*EXERCISE GOAL*:
Of all the lines in the records below, how many hold the word "Total"? Give the number alone.

*DATA*:
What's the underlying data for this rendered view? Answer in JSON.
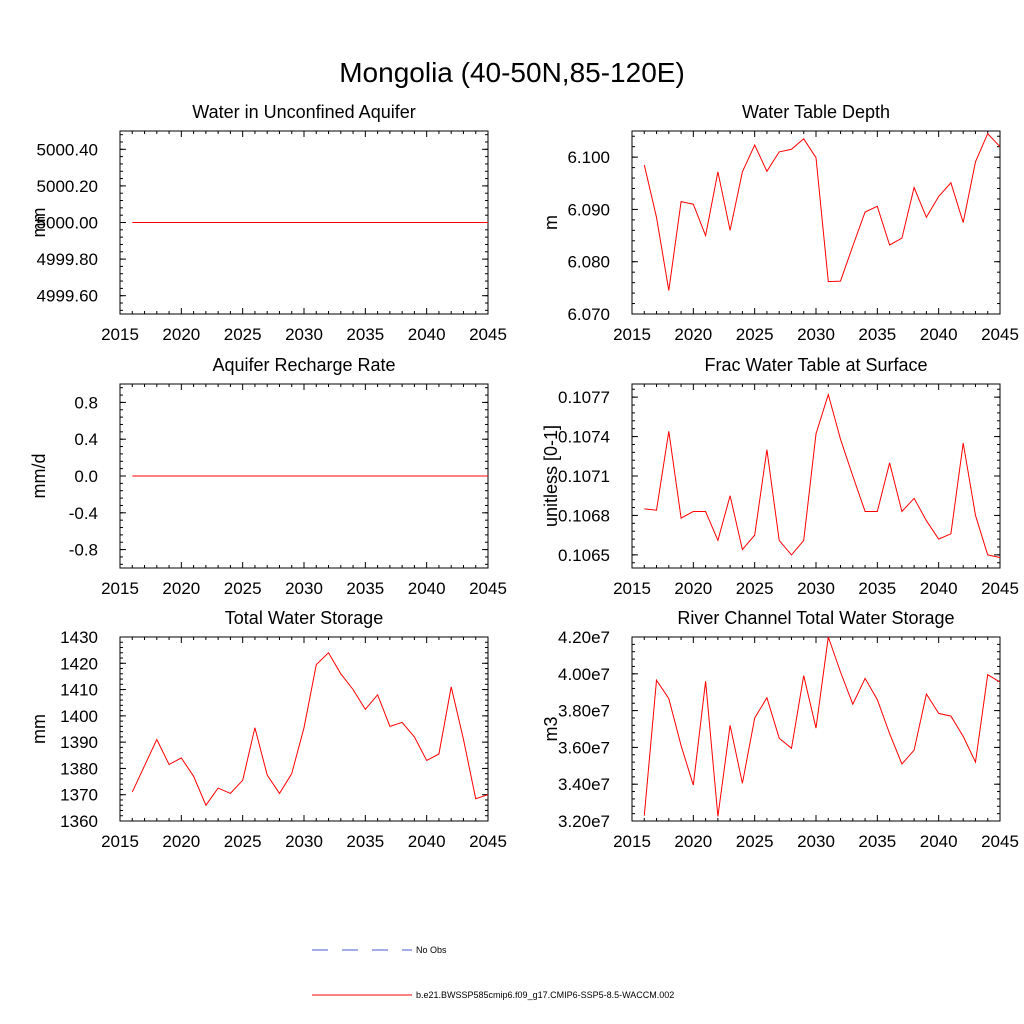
{
  "figure": {
    "title": "Mongolia (40-50N,85-120E)"
  },
  "legend": {
    "items": [
      {
        "label": "No Obs",
        "color": "#4a5bd1",
        "style": "dashed"
      },
      {
        "label": "b.e21.BWSSP585cmip6.f09_g17.CMIP6-SSP5-8.5-WACCM.002",
        "color": "#ff0000",
        "style": "solid"
      }
    ]
  },
  "chart_data": [
    {
      "type": "line",
      "title": "Water in Unconfined Aquifer",
      "ylabel": "mm",
      "xlim": [
        2015,
        2045
      ],
      "ylim": [
        4999.5,
        5000.5
      ],
      "xticks": [
        "2015",
        "2020",
        "2025",
        "2030",
        "2035",
        "2040",
        "2045"
      ],
      "yticks": [
        "4999.60",
        "4999.80",
        "5000.00",
        "5000.20",
        "5000.40"
      ],
      "series": [
        {
          "x": [
            2016,
            2045
          ],
          "values": [
            5000.0,
            5000.0
          ]
        }
      ]
    },
    {
      "type": "line",
      "title": "Water Table Depth",
      "ylabel": "m",
      "xlim": [
        2015,
        2045
      ],
      "ylim": [
        6.07,
        6.105
      ],
      "xticks": [
        "2015",
        "2020",
        "2025",
        "2030",
        "2035",
        "2040",
        "2045"
      ],
      "yticks": [
        "6.070",
        "6.080",
        "6.090",
        "6.100"
      ],
      "series": [
        {
          "x": [
            2016,
            2017,
            2018,
            2019,
            2020,
            2021,
            2022,
            2023,
            2024,
            2025,
            2026,
            2027,
            2028,
            2029,
            2030,
            2031,
            2032,
            2033,
            2034,
            2035,
            2036,
            2037,
            2038,
            2039,
            2040,
            2041,
            2042,
            2043,
            2044,
            2045
          ],
          "values": [
            6.0985,
            6.0885,
            6.0745,
            6.0915,
            6.091,
            6.085,
            6.0972,
            6.086,
            6.0972,
            6.1023,
            6.0973,
            6.101,
            6.1015,
            6.1035,
            6.0999,
            6.0762,
            6.0763,
            6.083,
            6.0895,
            6.0906,
            6.0832,
            6.0845,
            6.0942,
            6.0885,
            6.0925,
            6.0951,
            6.0875,
            6.0991,
            6.1045,
            6.102
          ]
        }
      ]
    },
    {
      "type": "line",
      "title": "Aquifer Recharge Rate",
      "ylabel": "mm/d",
      "xlim": [
        2015,
        2045
      ],
      "ylim": [
        -1.0,
        1.0
      ],
      "xticks": [
        "2015",
        "2020",
        "2025",
        "2030",
        "2035",
        "2040",
        "2045"
      ],
      "yticks": [
        "-0.8",
        "-0.4",
        "0.0",
        "0.4",
        "0.8"
      ],
      "series": [
        {
          "x": [
            2016,
            2045
          ],
          "values": [
            0.0,
            0.0
          ]
        }
      ]
    },
    {
      "type": "line",
      "title": "Frac Water Table at Surface",
      "ylabel": "unitless [0-1]",
      "xlim": [
        2015,
        2045
      ],
      "ylim": [
        0.1064,
        0.1078
      ],
      "xticks": [
        "2015",
        "2020",
        "2025",
        "2030",
        "2035",
        "2040",
        "2045"
      ],
      "yticks": [
        "0.1065",
        "0.1068",
        "0.1071",
        "0.1074",
        "0.1077"
      ],
      "series": [
        {
          "x": [
            2016,
            2017,
            2018,
            2019,
            2020,
            2021,
            2022,
            2023,
            2024,
            2025,
            2026,
            2027,
            2028,
            2029,
            2030,
            2031,
            2032,
            2033,
            2034,
            2035,
            2036,
            2037,
            2038,
            2039,
            2040,
            2041,
            2042,
            2043,
            2044,
            2045
          ],
          "values": [
            0.10685,
            0.10684,
            0.10744,
            0.10678,
            0.10683,
            0.10683,
            0.10661,
            0.10695,
            0.10654,
            0.10665,
            0.1073,
            0.10661,
            0.1065,
            0.10661,
            0.10742,
            0.10772,
            0.10738,
            0.1071,
            0.10683,
            0.10683,
            0.1072,
            0.10683,
            0.10693,
            0.10676,
            0.10662,
            0.10666,
            0.10735,
            0.1068,
            0.1065,
            0.10648
          ]
        }
      ]
    },
    {
      "type": "line",
      "title": "Total Water Storage",
      "ylabel": "mm",
      "xlim": [
        2015,
        2045
      ],
      "ylim": [
        1360,
        1430
      ],
      "xticks": [
        "2015",
        "2020",
        "2025",
        "2030",
        "2035",
        "2040",
        "2045"
      ],
      "yticks": [
        "1360",
        "1370",
        "1380",
        "1390",
        "1400",
        "1410",
        "1420",
        "1430"
      ],
      "series": [
        {
          "x": [
            2016,
            2017,
            2018,
            2019,
            2020,
            2021,
            2022,
            2023,
            2024,
            2025,
            2026,
            2027,
            2028,
            2029,
            2030,
            2031,
            2032,
            2033,
            2034,
            2035,
            2036,
            2037,
            2038,
            2039,
            2040,
            2041,
            2042,
            2043,
            2044,
            2045
          ],
          "values": [
            1371,
            1381,
            1391,
            1381.5,
            1384,
            1377,
            1366,
            1372.5,
            1370.5,
            1375.5,
            1395.5,
            1377.5,
            1370.5,
            1378,
            1395.5,
            1419.5,
            1424,
            1416,
            1410,
            1402.5,
            1408,
            1396,
            1397.5,
            1392,
            1383,
            1385.5,
            1411,
            1391,
            1368.5,
            1370
          ]
        }
      ]
    },
    {
      "type": "line",
      "title": "River Channel Total Water Storage",
      "ylabel": "m3",
      "xlim": [
        2015,
        2045
      ],
      "ylim": [
        32000000,
        42000000
      ],
      "xticks": [
        "2015",
        "2020",
        "2025",
        "2030",
        "2035",
        "2040",
        "2045"
      ],
      "yticks": [
        "3.20e7",
        "3.40e7",
        "3.60e7",
        "3.80e7",
        "4.00e7",
        "4.20e7"
      ],
      "series": [
        {
          "x": [
            2016,
            2017,
            2018,
            2019,
            2020,
            2021,
            2022,
            2023,
            2024,
            2025,
            2026,
            2027,
            2028,
            2029,
            2030,
            2031,
            2032,
            2033,
            2034,
            2035,
            2036,
            2037,
            2038,
            2039,
            2040,
            2041,
            2042,
            2043,
            2044,
            2045
          ],
          "values": [
            32300000,
            39650000,
            38650000,
            36100000,
            33950000,
            39600000,
            32250000,
            37200000,
            34050000,
            37600000,
            38700000,
            36500000,
            35950000,
            39900000,
            37050000,
            42000000,
            40100000,
            38350000,
            39750000,
            38600000,
            36750000,
            35100000,
            35850000,
            38900000,
            37850000,
            37700000,
            36600000,
            35200000,
            39950000,
            39550000
          ]
        }
      ]
    }
  ]
}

*RESULT FOR THIS TASK*:
2